Problem requirements: Write out every record again, exactly.

------------

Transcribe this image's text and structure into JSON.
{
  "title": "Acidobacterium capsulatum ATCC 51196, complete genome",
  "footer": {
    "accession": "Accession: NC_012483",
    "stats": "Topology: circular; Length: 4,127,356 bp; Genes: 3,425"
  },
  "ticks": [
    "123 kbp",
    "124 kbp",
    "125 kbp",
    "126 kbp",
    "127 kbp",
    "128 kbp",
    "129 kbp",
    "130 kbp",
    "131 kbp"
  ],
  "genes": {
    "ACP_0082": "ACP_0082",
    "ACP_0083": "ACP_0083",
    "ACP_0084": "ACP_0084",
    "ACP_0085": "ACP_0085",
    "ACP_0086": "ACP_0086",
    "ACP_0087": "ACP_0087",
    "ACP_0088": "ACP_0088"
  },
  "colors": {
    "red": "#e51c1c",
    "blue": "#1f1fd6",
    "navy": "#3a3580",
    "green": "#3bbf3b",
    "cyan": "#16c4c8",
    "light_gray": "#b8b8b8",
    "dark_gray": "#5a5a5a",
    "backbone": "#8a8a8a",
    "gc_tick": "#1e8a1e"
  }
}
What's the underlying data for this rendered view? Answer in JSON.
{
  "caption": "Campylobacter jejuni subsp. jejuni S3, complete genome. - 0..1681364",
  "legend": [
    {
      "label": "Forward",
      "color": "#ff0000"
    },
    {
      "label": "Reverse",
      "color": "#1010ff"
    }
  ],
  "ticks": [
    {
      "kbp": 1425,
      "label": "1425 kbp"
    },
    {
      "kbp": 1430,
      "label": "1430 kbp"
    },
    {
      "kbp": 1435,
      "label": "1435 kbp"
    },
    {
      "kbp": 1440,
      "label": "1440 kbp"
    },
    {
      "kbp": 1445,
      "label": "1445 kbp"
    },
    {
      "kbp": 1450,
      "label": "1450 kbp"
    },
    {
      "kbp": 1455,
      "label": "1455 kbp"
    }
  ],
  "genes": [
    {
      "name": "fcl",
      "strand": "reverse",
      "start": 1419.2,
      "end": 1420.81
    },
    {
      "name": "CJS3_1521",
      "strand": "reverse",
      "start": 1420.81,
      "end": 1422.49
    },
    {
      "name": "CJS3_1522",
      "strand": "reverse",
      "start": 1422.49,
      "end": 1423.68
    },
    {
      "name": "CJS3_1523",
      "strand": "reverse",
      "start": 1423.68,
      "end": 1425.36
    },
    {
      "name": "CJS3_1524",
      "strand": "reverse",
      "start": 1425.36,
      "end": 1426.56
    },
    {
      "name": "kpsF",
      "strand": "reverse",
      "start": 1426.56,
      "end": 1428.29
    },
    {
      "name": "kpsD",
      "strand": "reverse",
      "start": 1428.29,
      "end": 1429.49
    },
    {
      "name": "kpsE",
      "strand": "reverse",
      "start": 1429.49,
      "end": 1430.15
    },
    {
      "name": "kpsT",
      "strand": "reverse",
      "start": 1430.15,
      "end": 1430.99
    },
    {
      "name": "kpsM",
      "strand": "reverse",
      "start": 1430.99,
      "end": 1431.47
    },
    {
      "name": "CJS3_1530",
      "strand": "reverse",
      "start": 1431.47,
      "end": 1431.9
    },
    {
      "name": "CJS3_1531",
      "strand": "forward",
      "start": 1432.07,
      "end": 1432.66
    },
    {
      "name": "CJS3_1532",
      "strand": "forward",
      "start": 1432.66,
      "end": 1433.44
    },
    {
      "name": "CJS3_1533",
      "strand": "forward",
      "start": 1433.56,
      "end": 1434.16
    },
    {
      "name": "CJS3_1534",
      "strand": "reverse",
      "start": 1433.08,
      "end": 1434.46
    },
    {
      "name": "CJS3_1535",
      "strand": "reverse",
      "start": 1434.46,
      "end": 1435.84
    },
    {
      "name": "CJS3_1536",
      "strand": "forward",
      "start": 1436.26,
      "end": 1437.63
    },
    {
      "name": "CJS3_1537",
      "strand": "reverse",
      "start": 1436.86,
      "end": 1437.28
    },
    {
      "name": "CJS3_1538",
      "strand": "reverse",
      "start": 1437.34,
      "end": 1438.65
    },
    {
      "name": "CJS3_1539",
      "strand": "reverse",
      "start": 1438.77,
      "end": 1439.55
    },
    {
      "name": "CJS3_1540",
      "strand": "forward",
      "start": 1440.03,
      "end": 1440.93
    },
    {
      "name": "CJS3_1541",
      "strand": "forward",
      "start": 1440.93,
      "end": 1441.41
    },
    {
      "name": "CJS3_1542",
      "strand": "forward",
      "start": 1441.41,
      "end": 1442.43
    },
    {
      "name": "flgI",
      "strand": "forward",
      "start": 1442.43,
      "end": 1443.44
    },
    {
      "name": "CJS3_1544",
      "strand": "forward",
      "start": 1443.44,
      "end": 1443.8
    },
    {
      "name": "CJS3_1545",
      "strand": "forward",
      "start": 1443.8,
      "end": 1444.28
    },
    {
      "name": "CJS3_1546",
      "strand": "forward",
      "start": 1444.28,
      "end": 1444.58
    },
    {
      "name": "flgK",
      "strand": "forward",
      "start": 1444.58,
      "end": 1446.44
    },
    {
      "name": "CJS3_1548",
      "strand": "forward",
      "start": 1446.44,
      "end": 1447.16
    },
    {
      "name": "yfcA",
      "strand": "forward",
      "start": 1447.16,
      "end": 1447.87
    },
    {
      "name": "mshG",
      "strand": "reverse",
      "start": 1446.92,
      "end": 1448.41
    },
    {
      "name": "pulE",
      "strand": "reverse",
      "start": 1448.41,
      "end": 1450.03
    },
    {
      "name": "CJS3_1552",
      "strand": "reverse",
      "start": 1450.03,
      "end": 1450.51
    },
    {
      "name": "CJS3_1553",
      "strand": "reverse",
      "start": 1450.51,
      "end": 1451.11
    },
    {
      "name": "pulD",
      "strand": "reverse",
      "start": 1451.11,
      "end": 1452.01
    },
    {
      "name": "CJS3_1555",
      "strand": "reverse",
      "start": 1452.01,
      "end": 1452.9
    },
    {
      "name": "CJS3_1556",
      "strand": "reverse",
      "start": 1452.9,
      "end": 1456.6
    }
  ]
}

------------

The completed task:
Transcribe this image's text and structure into JSON.
{
  "title": "Acidobacterium capsulatum ATCC 51196, complete genome",
  "footer": {
    "accession": "Accession: NC_012483",
    "stats": "Topology: circular; Length: 4,127,356 bp; Genes: 3,425"
  },
  "ticks": [
    "123 kbp",
    "124 kbp",
    "125 kbp",
    "126 kbp",
    "127 kbp",
    "128 kbp",
    "129 kbp",
    "130 kbp",
    "131 kbp"
  ],
  "genes": {
    "ACP_0082": "ACP_0082",
    "ACP_0083": "ACP_0083",
    "ACP_0084": "ACP_0084",
    "ACP_0085": "ACP_0085",
    "ACP_0086": "ACP_0086",
    "ACP_0087": "ACP_0087",
    "ACP_0088": "ACP_0088"
  },
  "colors": {
    "red": "#e51c1c",
    "blue": "#1f1fd6",
    "navy": "#3a3580",
    "green": "#3bbf3b",
    "cyan": "#16c4c8",
    "light_gray": "#b8b8b8",
    "dark_gray": "#5a5a5a",
    "backbone": "#8a8a8a",
    "gc_tick": "#1e8a1e"
  }
}
What's the underlying data for this rendered view? Answer in JSON.
{
  "caption": "Campylobacter jejuni subsp. jejuni S3, complete genome. - 0..1681364",
  "legend": [
    {
      "label": "Forward",
      "color": "#ff0000"
    },
    {
      "label": "Reverse",
      "color": "#1010ff"
    }
  ],
  "ticks": [
    {
      "kbp": 1425,
      "label": "1425 kbp"
    },
    {
      "kbp": 1430,
      "label": "1430 kbp"
    },
    {
      "kbp": 1435,
      "label": "1435 kbp"
    },
    {
      "kbp": 1440,
      "label": "1440 kbp"
    },
    {
      "kbp": 1445,
      "label": "1445 kbp"
    },
    {
      "kbp": 1450,
      "label": "1450 kbp"
    },
    {
      "kbp": 1455,
      "label": "1455 kbp"
    }
  ],
  "genes": [
    {
      "name": "fcl",
      "strand": "reverse",
      "start": 1419.2,
      "end": 1420.81
    },
    {
      "name": "CJS3_1521",
      "strand": "reverse",
      "start": 1420.81,
      "end": 1422.49
    },
    {
      "name": "CJS3_1522",
      "strand": "reverse",
      "start": 1422.49,
      "end": 1423.68
    },
    {
      "name": "CJS3_1523",
      "strand": "reverse",
      "start": 1423.68,
      "end": 1425.36
    },
    {
      "name": "CJS3_1524",
      "strand": "reverse",
      "start": 1425.36,
      "end": 1426.56
    },
    {
      "name": "kpsF",
      "strand": "reverse",
      "start": 1426.56,
      "end": 1428.29
    },
    {
      "name": "kpsD",
      "strand": "reverse",
      "start": 1428.29,
      "end": 1429.49
    },
    {
      "name": "kpsE",
      "strand": "reverse",
      "start": 1429.49,
      "end": 1430.15
    },
    {
      "name": "kpsT",
      "strand": "reverse",
      "start": 1430.15,
      "end": 1430.99
    },
    {
      "name": "kpsM",
      "strand": "reverse",
      "start": 1430.99,
      "end": 1431.47
    },
    {
      "name": "CJS3_1530",
      "strand": "reverse",
      "start": 1431.47,
      "end": 1431.9
    },
    {
      "name": "CJS3_1531",
      "strand": "forward",
      "start": 1432.07,
      "end": 1432.66
    },
    {
      "name": "CJS3_1532",
      "strand": "forward",
      "start": 1432.66,
      "end": 1433.44
    },
    {
      "name": "CJS3_1533",
      "strand": "forward",
      "start": 1433.56,
      "end": 1434.16
    },
    {
      "name": "CJS3_1534",
      "strand": "reverse",
      "start": 1433.08,
      "end": 1434.46
    },
    {
      "name": "CJS3_1535",
      "strand": "reverse",
      "start": 1434.46,
      "end": 1435.84
    },
    {
      "name": "CJS3_1536",
      "strand": "forward",
      "start": 1436.26,
      "end": 1437.63
    },
    {
      "name": "CJS3_1537",
      "strand": "reverse",
      "start": 1436.86,
      "end": 1437.28
    },
    {
      "name": "CJS3_1538",
      "strand": "reverse",
      "start": 1437.34,
      "end": 1438.65
    },
    {
      "name": "CJS3_1539",
      "strand": "reverse",
      "start": 1438.77,
      "end": 1439.55
    },
    {
      "name": "CJS3_1540",
      "strand": "forward",
      "start": 1440.03,
      "end": 1440.93
    },
    {
      "name": "CJS3_1541",
      "strand": "forward",
      "start": 1440.93,
      "end": 1441.41
    },
    {
      "name": "CJS3_1542",
      "strand": "forward",
      "start": 1441.41,
      "end": 1442.43
    },
    {
      "name": "flgI",
      "strand": "forward",
      "start": 1442.43,
      "end": 1443.44
    },
    {
      "name": "CJS3_1544",
      "strand": "forward",
      "start": 1443.44,
      "end": 1443.8
    },
    {
      "name": "CJS3_1545",
      "strand": "forward",
      "start": 1443.8,
      "end": 1444.28
    },
    {
      "name": "CJS3_1546",
      "strand": "forward",
      "start": 1444.28,
      "end": 1444.58
    },
    {
      "name": "flgK",
      "strand": "forward",
      "start": 1444.58,
      "end": 1446.44
    },
    {
      "name": "CJS3_1548",
      "strand": "forward",
      "start": 1446.44,
      "end": 1447.16
    },
    {
      "name": "yfcA",
      "strand": "forward",
      "start": 1447.16,
      "end": 1447.87
    },
    {
      "name": "mshG",
      "strand": "reverse",
      "start": 1446.92,
      "end": 1448.41
    },
    {
      "name": "pulE",
      "strand": "reverse",
      "start": 1448.41,
      "end": 1450.03
    },
    {
      "name": "CJS3_1552",
      "strand": "reverse",
      "start": 1450.03,
      "end": 1450.51
    },
    {
      "name": "CJS3_1553",
      "strand": "reverse",
      "start": 1450.51,
      "end": 1451.11
    },
    {
      "name": "pulD",
      "strand": "reverse",
      "start": 1451.11,
      "end": 1452.01
    },
    {
      "name": "CJS3_1555",
      "strand": "reverse",
      "start": 1452.01,
      "end": 1452.9
    },
    {
      "name": "CJS3_1556",
      "strand": "reverse",
      "start": 1452.9,
      "end": 1456.6
    }
  ]
}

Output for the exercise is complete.